Extract all of the entries and set them down verbatim.

--- begin ---

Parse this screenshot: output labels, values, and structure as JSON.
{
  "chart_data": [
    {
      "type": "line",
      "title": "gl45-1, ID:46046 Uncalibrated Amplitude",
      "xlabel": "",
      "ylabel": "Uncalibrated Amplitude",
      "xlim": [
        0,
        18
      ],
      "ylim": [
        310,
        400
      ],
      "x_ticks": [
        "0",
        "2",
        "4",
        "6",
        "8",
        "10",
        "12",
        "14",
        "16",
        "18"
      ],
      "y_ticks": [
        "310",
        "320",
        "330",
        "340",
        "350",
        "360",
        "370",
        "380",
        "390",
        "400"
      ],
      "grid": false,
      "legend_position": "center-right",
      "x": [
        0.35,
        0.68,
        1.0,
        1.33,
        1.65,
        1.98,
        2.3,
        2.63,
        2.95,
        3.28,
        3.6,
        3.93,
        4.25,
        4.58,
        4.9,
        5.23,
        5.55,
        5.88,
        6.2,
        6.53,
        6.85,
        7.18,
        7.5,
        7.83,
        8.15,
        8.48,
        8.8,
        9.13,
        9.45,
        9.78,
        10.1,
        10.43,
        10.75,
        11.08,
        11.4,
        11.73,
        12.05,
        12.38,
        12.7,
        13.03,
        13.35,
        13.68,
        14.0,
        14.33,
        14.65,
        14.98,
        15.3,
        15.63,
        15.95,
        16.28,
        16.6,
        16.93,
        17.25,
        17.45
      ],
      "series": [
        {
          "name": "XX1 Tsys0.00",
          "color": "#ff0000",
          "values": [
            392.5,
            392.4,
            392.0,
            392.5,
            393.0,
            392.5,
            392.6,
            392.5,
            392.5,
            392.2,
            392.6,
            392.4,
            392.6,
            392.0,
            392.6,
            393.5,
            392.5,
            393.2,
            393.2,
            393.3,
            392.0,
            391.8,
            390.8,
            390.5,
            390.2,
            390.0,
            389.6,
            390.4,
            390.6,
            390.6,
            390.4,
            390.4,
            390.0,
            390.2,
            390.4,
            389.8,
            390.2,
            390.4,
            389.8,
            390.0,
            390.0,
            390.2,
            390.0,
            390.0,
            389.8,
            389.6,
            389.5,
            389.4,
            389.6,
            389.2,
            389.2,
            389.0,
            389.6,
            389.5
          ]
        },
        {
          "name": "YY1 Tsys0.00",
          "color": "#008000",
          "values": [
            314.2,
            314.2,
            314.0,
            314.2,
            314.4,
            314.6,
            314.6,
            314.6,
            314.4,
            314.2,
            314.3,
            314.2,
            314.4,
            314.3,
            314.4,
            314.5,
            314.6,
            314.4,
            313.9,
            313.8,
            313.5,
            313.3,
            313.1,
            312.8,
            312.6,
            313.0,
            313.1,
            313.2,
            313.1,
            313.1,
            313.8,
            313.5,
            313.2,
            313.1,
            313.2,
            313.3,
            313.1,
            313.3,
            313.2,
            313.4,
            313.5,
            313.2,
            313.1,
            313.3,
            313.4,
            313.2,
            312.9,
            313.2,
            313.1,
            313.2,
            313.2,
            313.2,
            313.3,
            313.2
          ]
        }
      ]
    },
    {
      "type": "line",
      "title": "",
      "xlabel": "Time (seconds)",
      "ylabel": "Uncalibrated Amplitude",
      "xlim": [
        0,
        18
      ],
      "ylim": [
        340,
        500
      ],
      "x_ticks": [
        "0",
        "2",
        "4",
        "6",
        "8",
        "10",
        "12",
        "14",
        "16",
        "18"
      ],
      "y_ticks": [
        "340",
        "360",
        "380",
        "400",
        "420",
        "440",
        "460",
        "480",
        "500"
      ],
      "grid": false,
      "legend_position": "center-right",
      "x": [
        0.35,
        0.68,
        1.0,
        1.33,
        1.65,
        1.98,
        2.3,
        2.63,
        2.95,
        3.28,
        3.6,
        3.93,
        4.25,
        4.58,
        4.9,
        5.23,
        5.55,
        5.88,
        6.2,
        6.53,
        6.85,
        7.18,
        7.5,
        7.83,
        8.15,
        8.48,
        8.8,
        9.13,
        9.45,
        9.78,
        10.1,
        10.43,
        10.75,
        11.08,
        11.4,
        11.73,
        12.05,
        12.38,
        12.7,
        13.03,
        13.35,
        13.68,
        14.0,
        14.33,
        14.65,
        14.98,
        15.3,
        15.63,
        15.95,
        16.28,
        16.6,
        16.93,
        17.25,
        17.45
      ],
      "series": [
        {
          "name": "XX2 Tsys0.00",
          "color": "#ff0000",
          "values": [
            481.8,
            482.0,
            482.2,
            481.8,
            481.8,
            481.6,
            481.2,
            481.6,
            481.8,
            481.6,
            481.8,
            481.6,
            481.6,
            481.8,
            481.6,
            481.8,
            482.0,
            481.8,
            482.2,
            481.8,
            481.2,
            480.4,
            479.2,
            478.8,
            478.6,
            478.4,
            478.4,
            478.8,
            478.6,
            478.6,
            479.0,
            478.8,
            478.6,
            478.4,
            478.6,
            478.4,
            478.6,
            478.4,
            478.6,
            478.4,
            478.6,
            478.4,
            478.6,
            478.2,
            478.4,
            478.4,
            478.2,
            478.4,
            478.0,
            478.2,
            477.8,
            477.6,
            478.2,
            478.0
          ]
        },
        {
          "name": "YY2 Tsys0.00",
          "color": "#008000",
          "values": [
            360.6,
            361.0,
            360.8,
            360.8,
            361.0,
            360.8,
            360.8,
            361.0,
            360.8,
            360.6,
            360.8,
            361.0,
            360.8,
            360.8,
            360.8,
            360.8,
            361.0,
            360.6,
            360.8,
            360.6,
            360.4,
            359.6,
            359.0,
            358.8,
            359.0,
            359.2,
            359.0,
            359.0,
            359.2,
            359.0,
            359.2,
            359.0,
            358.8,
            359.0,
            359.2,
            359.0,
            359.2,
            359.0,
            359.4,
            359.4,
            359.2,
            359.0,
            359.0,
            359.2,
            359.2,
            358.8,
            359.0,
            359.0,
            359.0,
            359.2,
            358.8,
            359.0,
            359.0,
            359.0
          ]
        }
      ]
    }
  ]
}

--- end ---

_Output for this task_
Parse this screenshot: output labels, values, and structure as JSON.
{
  "chart_data": [
    {
      "type": "line",
      "title": "gl45-1, ID:46046 Uncalibrated Amplitude",
      "xlabel": "",
      "ylabel": "Uncalibrated Amplitude",
      "xlim": [
        0,
        18
      ],
      "ylim": [
        310,
        400
      ],
      "x_ticks": [
        "0",
        "2",
        "4",
        "6",
        "8",
        "10",
        "12",
        "14",
        "16",
        "18"
      ],
      "y_ticks": [
        "310",
        "320",
        "330",
        "340",
        "350",
        "360",
        "370",
        "380",
        "390",
        "400"
      ],
      "grid": false,
      "legend_position": "center-right",
      "x": [
        0.35,
        0.68,
        1.0,
        1.33,
        1.65,
        1.98,
        2.3,
        2.63,
        2.95,
        3.28,
        3.6,
        3.93,
        4.25,
        4.58,
        4.9,
        5.23,
        5.55,
        5.88,
        6.2,
        6.53,
        6.85,
        7.18,
        7.5,
        7.83,
        8.15,
        8.48,
        8.8,
        9.13,
        9.45,
        9.78,
        10.1,
        10.43,
        10.75,
        11.08,
        11.4,
        11.73,
        12.05,
        12.38,
        12.7,
        13.03,
        13.35,
        13.68,
        14.0,
        14.33,
        14.65,
        14.98,
        15.3,
        15.63,
        15.95,
        16.28,
        16.6,
        16.93,
        17.25,
        17.45
      ],
      "series": [
        {
          "name": "XX1 Tsys0.00",
          "color": "#ff0000",
          "values": [
            392.5,
            392.4,
            392.0,
            392.5,
            393.0,
            392.5,
            392.6,
            392.5,
            392.5,
            392.2,
            392.6,
            392.4,
            392.6,
            392.0,
            392.6,
            393.5,
            392.5,
            393.2,
            393.2,
            393.3,
            392.0,
            391.8,
            390.8,
            390.5,
            390.2,
            390.0,
            389.6,
            390.4,
            390.6,
            390.6,
            390.4,
            390.4,
            390.0,
            390.2,
            390.4,
            389.8,
            390.2,
            390.4,
            389.8,
            390.0,
            390.0,
            390.2,
            390.0,
            390.0,
            389.8,
            389.6,
            389.5,
            389.4,
            389.6,
            389.2,
            389.2,
            389.0,
            389.6,
            389.5
          ]
        },
        {
          "name": "YY1 Tsys0.00",
          "color": "#008000",
          "values": [
            314.2,
            314.2,
            314.0,
            314.2,
            314.4,
            314.6,
            314.6,
            314.6,
            314.4,
            314.2,
            314.3,
            314.2,
            314.4,
            314.3,
            314.4,
            314.5,
            314.6,
            314.4,
            313.9,
            313.8,
            313.5,
            313.3,
            313.1,
            312.8,
            312.6,
            313.0,
            313.1,
            313.2,
            313.1,
            313.1,
            313.8,
            313.5,
            313.2,
            313.1,
            313.2,
            313.3,
            313.1,
            313.3,
            313.2,
            313.4,
            313.5,
            313.2,
            313.1,
            313.3,
            313.4,
            313.2,
            312.9,
            313.2,
            313.1,
            313.2,
            313.2,
            313.2,
            313.3,
            313.2
          ]
        }
      ]
    },
    {
      "type": "line",
      "title": "",
      "xlabel": "Time (seconds)",
      "ylabel": "Uncalibrated Amplitude",
      "xlim": [
        0,
        18
      ],
      "ylim": [
        340,
        500
      ],
      "x_ticks": [
        "0",
        "2",
        "4",
        "6",
        "8",
        "10",
        "12",
        "14",
        "16",
        "18"
      ],
      "y_ticks": [
        "340",
        "360",
        "380",
        "400",
        "420",
        "440",
        "460",
        "480",
        "500"
      ],
      "grid": false,
      "legend_position": "center-right",
      "x": [
        0.35,
        0.68,
        1.0,
        1.33,
        1.65,
        1.98,
        2.3,
        2.63,
        2.95,
        3.28,
        3.6,
        3.93,
        4.25,
        4.58,
        4.9,
        5.23,
        5.55,
        5.88,
        6.2,
        6.53,
        6.85,
        7.18,
        7.5,
        7.83,
        8.15,
        8.48,
        8.8,
        9.13,
        9.45,
        9.78,
        10.1,
        10.43,
        10.75,
        11.08,
        11.4,
        11.73,
        12.05,
        12.38,
        12.7,
        13.03,
        13.35,
        13.68,
        14.0,
        14.33,
        14.65,
        14.98,
        15.3,
        15.63,
        15.95,
        16.28,
        16.6,
        16.93,
        17.25,
        17.45
      ],
      "series": [
        {
          "name": "XX2 Tsys0.00",
          "color": "#ff0000",
          "values": [
            481.8,
            482.0,
            482.2,
            481.8,
            481.8,
            481.6,
            481.2,
            481.6,
            481.8,
            481.6,
            481.8,
            481.6,
            481.6,
            481.8,
            481.6,
            481.8,
            482.0,
            481.8,
            482.2,
            481.8,
            481.2,
            480.4,
            479.2,
            478.8,
            478.6,
            478.4,
            478.4,
            478.8,
            478.6,
            478.6,
            479.0,
            478.8,
            478.6,
            478.4,
            478.6,
            478.4,
            478.6,
            478.4,
            478.6,
            478.4,
            478.6,
            478.4,
            478.6,
            478.2,
            478.4,
            478.4,
            478.2,
            478.4,
            478.0,
            478.2,
            477.8,
            477.6,
            478.2,
            478.0
          ]
        },
        {
          "name": "YY2 Tsys0.00",
          "color": "#008000",
          "values": [
            360.6,
            361.0,
            360.8,
            360.8,
            361.0,
            360.8,
            360.8,
            361.0,
            360.8,
            360.6,
            360.8,
            361.0,
            360.8,
            360.8,
            360.8,
            360.8,
            361.0,
            360.6,
            360.8,
            360.6,
            360.4,
            359.6,
            359.0,
            358.8,
            359.0,
            359.2,
            359.0,
            359.0,
            359.2,
            359.0,
            359.2,
            359.0,
            358.8,
            359.0,
            359.2,
            359.0,
            359.2,
            359.0,
            359.4,
            359.4,
            359.2,
            359.0,
            359.0,
            359.2,
            359.2,
            358.8,
            359.0,
            359.0,
            359.0,
            359.2,
            358.8,
            359.0,
            359.0,
            359.0
          ]
        }
      ]
    }
  ]
}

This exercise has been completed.